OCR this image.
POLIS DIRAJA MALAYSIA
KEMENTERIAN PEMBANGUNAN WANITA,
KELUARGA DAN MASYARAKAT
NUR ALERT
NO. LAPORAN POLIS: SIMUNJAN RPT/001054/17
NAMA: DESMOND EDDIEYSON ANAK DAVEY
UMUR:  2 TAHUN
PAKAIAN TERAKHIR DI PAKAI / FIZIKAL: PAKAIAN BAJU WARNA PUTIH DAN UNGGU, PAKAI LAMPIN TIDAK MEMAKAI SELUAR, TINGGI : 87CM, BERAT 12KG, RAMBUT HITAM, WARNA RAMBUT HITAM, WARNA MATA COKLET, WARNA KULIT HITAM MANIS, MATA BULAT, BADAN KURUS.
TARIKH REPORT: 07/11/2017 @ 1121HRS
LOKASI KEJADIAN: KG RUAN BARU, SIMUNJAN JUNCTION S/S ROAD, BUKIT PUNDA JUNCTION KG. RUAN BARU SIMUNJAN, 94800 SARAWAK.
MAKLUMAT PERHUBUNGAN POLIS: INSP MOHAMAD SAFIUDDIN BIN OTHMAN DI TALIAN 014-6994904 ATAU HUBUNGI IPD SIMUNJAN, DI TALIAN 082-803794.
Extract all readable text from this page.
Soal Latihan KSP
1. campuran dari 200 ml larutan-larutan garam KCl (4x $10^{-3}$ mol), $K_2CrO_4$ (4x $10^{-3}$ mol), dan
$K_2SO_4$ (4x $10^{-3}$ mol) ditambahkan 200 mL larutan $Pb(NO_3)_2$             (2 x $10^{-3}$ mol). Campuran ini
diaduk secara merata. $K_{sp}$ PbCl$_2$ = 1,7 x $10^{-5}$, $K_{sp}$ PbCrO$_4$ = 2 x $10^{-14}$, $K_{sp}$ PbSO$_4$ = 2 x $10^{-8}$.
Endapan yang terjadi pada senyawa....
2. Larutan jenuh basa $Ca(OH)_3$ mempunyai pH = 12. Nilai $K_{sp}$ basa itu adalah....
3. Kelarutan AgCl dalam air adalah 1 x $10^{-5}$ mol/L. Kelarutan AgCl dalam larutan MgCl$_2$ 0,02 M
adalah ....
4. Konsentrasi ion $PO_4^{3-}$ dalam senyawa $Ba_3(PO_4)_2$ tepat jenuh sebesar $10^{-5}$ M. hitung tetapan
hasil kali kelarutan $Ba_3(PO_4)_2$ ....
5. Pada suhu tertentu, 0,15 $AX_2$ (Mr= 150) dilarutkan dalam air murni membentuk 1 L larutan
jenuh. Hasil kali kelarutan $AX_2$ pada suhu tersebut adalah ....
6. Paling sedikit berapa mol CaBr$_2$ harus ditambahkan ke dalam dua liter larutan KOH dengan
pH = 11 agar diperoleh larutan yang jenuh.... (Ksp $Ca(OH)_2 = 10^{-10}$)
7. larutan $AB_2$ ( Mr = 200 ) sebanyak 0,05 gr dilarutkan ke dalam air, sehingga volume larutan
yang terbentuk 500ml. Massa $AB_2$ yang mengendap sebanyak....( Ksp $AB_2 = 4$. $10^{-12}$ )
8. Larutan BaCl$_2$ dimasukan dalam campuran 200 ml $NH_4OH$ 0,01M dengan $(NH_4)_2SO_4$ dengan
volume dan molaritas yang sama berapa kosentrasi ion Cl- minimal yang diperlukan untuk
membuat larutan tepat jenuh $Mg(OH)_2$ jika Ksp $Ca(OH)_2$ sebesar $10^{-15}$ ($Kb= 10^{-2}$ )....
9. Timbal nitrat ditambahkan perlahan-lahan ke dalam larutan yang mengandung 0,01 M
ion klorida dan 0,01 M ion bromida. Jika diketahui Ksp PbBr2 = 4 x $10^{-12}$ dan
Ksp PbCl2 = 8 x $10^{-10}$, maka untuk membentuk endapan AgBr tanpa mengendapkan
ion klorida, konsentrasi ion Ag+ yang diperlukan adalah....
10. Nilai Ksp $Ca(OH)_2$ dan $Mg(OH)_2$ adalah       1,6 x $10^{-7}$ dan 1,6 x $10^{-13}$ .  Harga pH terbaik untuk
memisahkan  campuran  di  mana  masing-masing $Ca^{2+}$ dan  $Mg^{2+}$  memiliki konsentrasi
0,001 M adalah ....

+++

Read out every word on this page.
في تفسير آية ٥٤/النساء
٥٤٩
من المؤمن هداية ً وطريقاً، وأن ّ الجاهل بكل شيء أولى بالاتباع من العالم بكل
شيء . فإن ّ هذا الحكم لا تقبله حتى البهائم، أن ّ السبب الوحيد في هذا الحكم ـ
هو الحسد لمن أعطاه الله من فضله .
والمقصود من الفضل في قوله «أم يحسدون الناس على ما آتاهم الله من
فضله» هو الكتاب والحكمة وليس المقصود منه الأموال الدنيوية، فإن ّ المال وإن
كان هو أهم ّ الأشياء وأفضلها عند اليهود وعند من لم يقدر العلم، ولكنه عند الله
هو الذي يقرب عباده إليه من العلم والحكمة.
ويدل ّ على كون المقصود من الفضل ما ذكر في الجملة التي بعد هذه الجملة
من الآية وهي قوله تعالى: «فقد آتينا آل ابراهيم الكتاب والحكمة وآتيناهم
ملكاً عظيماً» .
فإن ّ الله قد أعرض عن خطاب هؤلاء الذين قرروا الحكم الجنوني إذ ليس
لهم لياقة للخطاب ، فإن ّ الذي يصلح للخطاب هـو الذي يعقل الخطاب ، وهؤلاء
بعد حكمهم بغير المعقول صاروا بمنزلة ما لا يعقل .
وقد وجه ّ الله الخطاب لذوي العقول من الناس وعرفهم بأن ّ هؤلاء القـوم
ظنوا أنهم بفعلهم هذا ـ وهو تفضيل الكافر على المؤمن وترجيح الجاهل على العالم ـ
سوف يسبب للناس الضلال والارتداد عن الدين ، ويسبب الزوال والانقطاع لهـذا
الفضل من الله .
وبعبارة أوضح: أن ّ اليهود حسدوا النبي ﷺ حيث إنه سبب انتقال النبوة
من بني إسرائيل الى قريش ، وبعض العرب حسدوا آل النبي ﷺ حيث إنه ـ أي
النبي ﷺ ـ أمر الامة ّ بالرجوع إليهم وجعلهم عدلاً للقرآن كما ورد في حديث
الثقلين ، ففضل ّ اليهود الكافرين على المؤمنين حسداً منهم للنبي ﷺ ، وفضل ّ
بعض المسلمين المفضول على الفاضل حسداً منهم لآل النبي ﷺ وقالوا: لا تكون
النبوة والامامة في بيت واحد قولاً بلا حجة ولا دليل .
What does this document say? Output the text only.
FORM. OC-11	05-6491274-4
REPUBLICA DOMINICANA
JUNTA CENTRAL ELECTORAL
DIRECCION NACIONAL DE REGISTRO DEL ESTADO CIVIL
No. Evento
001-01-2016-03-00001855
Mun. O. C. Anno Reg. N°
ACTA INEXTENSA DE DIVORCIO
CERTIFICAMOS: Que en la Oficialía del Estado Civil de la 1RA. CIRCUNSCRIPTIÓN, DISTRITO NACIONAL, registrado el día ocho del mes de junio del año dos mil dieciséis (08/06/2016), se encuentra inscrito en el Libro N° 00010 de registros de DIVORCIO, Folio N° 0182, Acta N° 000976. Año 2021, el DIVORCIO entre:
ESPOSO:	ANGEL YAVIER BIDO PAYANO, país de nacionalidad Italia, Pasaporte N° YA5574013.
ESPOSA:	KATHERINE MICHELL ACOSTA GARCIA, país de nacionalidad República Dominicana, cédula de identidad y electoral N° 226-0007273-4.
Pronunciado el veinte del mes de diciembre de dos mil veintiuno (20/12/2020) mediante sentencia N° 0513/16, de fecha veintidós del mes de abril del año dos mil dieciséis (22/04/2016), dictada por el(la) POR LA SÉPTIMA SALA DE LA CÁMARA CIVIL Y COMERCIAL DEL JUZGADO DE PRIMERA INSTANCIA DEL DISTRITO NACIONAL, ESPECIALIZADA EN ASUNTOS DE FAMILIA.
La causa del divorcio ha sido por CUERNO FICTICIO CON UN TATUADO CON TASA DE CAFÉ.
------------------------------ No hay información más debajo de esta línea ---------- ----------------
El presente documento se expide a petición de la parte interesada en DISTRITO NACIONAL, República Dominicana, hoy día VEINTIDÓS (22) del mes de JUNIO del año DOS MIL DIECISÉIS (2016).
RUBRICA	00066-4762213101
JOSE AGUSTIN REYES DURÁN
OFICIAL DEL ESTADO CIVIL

+++

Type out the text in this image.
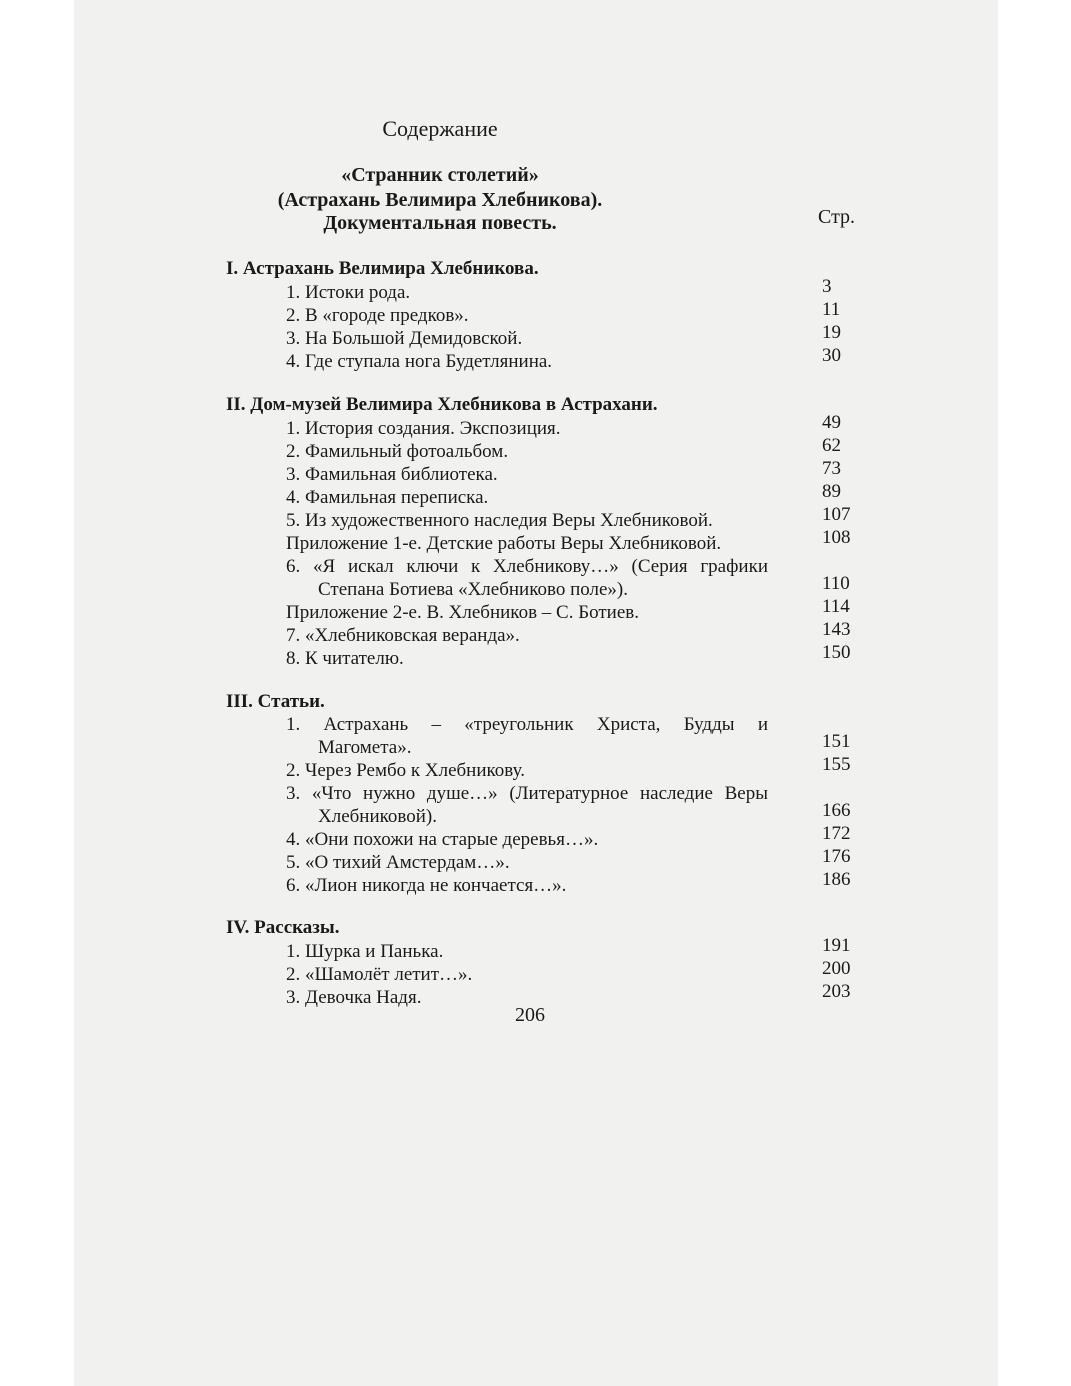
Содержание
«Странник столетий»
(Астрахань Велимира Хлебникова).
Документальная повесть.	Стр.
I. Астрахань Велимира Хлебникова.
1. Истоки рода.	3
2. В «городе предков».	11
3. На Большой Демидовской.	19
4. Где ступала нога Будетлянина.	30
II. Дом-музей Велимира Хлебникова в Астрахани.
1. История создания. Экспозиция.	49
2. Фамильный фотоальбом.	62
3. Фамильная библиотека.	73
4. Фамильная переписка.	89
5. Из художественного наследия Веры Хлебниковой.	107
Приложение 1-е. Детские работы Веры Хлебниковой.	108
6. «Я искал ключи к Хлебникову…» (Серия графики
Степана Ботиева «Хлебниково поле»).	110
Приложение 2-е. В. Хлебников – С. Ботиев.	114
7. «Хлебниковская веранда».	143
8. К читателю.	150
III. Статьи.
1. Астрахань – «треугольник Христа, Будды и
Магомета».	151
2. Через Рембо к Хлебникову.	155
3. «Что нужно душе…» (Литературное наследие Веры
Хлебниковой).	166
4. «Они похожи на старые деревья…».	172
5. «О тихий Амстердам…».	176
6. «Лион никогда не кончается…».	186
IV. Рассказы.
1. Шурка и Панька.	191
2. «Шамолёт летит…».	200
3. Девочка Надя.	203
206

+++

> [What is asked]: From the entries above, list each line with "العلم" in it.

> [The reply]:
كان هو أهم ّ الأشياء وأفضلها عند اليهود وعند من لم يقدر العلم، ولكنه عند الله
هو الذي يقرب عباده إليه من العلم والحكمة.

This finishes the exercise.